* [SOURCE EXTRACT]
╭──

How can we best encourage academic integrity as we move to online instruction? 
Please visit the Texas State Honor Code website to learn more.

Will the Testing, Evaluation, and Measurement Center (TEMC) San Marcos and Round Rock locations be open for testing during the extended spring break and while Texas State is delivering courses remotely?
TEMC San Marcos offices include Testing Lab Services, Academic Testing for Students with Disabilities (ATSD), and Scanning Services. Testing Lab Services will resume testing on March 23, 2020. ATSD will reopen on March 23, 2020 but will not resume testing until March 30, 2020. Scanning Services will resume operations on March 23, 2020.

The Testing Center on the Round Rock campus will be open limited hours during spring break from March 16 to March 20, 2020 and will resume normal hours of operation on March 23, 2020.

Please visit the Testing, Evaluation, and Measurement Center website for details.

When is the Academic Testing for Students with Disabilities (ATSD) office open for those students needing testing accommodations?
The ATSD office resumes standard hours of operation starting on March 23, 2020. All assessments for March 23 – 27, 2020 will be canceled due to the extended spring break.  ATSD will be open to answer questions during this time. Testing services for students registered with the Office of Disability Services will resume on March 30, 2020 and will continue to be offered while courses at Texas State University are delivered remotely.

Will I be able to take standardized and correspondence tests at the TEMC Testing Lab and at the Round Rock Campus Testing Center starting on March 23, 2020?
Yes, our full offering of test options will be available beginning on March 23, 2020. This includes testing for CLEP, TSI, TCEQ, TEAS, Scantron, and correspondence. Please visit the Testing, Evaluation, and Measurement Center website for a full listing.

Will computer labs, tutoring, learning assistance, testing services, disability services, counseling services, and other offices that support students in my classes be available?

╰──

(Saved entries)
╭──

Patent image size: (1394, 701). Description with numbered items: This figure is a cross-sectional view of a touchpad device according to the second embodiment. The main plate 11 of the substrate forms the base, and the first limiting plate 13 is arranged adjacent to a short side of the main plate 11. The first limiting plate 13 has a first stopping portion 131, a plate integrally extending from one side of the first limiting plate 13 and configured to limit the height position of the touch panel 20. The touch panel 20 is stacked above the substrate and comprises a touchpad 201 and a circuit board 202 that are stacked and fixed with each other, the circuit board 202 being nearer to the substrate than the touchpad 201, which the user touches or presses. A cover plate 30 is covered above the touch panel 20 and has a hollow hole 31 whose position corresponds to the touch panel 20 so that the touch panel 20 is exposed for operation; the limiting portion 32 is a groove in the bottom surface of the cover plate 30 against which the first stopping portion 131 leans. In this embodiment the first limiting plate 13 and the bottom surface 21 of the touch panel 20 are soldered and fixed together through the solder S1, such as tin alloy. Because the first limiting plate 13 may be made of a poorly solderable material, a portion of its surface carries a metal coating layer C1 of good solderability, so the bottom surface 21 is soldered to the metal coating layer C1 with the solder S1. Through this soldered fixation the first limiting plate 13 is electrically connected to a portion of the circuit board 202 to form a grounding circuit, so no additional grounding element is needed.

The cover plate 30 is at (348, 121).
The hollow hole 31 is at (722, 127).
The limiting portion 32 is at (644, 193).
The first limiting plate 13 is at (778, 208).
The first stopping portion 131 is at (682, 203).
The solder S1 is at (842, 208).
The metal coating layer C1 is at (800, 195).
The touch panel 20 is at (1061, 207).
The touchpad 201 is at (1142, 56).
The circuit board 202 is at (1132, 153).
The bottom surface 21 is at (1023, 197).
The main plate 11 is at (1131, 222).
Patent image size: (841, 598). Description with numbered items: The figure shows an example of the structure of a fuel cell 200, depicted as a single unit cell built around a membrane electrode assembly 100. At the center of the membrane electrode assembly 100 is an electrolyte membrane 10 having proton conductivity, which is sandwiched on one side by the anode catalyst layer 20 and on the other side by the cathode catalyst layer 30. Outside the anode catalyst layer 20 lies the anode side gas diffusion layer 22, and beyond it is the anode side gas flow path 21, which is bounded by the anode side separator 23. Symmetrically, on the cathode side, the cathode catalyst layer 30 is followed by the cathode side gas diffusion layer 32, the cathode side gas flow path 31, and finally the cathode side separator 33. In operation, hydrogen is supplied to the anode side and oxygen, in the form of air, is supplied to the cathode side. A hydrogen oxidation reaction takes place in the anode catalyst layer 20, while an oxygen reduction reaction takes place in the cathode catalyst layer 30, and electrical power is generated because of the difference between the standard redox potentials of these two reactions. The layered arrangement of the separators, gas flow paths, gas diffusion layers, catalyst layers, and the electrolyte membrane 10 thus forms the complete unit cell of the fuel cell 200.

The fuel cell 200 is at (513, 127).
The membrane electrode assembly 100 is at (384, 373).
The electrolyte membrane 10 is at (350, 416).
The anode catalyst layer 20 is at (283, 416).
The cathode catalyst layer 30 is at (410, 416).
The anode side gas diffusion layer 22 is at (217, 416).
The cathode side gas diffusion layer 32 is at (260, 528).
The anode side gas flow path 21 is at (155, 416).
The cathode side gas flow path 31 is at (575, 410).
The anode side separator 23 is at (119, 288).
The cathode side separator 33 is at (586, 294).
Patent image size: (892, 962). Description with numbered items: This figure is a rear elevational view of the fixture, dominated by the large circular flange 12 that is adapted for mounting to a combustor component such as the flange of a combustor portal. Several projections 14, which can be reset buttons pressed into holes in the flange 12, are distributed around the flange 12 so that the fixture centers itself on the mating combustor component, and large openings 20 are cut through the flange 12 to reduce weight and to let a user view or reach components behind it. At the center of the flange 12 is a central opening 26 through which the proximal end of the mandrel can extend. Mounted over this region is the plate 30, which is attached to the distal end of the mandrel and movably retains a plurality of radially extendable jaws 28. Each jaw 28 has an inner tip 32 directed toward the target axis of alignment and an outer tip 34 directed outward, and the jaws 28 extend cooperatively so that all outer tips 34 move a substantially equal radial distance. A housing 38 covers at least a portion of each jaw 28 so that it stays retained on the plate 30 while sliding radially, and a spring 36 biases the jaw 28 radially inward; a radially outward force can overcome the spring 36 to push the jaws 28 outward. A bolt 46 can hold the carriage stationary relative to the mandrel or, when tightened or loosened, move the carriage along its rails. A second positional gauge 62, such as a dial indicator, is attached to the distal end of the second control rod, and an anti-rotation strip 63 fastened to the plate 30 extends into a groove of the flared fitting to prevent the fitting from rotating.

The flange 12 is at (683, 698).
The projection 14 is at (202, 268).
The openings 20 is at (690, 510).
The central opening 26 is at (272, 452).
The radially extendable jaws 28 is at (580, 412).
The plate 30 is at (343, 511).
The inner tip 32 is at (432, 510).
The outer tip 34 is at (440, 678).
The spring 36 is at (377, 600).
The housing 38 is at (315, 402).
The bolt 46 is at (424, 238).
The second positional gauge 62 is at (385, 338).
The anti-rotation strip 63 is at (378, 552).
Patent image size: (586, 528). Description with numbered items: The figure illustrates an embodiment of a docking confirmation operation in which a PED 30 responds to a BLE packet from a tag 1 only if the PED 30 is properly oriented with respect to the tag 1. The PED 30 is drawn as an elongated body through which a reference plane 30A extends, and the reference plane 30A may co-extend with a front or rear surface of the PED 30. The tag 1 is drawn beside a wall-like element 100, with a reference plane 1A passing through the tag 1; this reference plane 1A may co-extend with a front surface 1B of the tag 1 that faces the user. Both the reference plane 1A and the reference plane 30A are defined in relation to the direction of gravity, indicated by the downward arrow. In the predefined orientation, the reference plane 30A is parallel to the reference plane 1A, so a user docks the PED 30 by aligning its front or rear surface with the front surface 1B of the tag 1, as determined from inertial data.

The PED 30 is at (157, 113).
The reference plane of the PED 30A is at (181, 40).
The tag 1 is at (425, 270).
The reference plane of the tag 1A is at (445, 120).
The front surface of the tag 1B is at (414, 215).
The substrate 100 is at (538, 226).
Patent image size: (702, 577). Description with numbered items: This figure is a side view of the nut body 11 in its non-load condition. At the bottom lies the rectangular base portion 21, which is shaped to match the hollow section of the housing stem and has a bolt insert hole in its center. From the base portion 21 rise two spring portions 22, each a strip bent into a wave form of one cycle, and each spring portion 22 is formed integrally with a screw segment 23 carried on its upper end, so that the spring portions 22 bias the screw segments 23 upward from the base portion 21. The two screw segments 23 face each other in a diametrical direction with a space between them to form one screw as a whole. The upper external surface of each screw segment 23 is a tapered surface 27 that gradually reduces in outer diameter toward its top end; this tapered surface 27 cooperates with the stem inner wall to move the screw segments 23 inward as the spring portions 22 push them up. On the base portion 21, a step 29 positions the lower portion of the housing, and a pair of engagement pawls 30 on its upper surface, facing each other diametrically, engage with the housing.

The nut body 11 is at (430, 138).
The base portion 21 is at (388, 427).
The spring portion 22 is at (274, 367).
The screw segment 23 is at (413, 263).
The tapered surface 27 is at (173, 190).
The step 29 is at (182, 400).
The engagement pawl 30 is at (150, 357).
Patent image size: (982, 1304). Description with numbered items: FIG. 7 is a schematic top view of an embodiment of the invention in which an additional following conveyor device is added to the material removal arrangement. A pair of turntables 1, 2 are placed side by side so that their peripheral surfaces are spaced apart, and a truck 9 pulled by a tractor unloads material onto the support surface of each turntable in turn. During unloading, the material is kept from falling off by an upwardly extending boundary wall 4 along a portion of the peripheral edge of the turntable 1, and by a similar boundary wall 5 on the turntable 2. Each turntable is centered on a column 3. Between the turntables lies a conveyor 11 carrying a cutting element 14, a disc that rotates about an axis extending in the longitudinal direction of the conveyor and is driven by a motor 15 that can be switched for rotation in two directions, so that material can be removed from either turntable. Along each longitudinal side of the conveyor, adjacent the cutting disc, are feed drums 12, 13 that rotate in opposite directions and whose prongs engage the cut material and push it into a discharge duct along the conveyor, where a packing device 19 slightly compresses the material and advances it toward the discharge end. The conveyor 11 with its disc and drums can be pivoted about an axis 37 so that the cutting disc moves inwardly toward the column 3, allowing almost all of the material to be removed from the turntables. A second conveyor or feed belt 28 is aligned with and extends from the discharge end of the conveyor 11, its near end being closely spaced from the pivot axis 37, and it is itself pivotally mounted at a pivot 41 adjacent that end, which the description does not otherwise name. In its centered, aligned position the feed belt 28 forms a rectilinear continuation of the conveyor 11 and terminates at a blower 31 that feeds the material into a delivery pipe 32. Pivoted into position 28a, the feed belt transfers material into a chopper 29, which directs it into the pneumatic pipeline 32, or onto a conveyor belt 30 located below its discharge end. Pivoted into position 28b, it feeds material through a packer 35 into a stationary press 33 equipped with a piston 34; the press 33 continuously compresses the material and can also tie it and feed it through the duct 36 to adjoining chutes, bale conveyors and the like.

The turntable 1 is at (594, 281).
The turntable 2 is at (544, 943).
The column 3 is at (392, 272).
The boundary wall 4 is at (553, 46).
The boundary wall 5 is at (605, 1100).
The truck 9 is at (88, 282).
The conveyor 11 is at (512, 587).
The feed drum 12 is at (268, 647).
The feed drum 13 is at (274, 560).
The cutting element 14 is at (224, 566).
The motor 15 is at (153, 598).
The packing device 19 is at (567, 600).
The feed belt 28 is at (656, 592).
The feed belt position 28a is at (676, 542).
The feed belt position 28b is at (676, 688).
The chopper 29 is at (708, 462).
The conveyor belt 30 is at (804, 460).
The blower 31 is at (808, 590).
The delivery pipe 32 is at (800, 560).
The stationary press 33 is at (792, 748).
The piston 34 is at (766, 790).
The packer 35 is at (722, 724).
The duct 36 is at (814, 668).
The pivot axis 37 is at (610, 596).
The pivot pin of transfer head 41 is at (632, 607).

╰──

* [WHAT THIS TASK INVOLVES]
Continue the Texas State FAQ on testing and student services during remote instruction from the point where it ends. The records are separate material and are not part of the FAQ.

* [ANSWER]
University offices, services, and department will remain open during the entire period, except for the week of Spring Break. During Spring Break, designated essential offices remain open. Offices supported by a large number of student workers may experience reduced service levels, although students are allowed to work during this time. Please contact specific offices directly for any questions or concerns.

Will final course grades be affected?
Final course grades for the spring 2020 semester are due by noon on Monday, May 18, 2020. At this time, no changes are expected to this deadline. The university wants to ensure that this disruption does not disadvantage faculty or students, including an excessive number of incomplete and non-reported grades. Provisions for incomplete grades are the same as those typically allowed by university policy.

How do I accommodate students who are ill during this time?
Accommodations for students who are ill during this time are the same as those typically allowed by your course syllabus and/or department policies.

Where do I go for more guidance?
For questions about expectations in this memorandum, faculty members are encouraged to talk with their department chair or school director.

For expert guidance on transitioning to remote instruction, please attend faculty training sessions.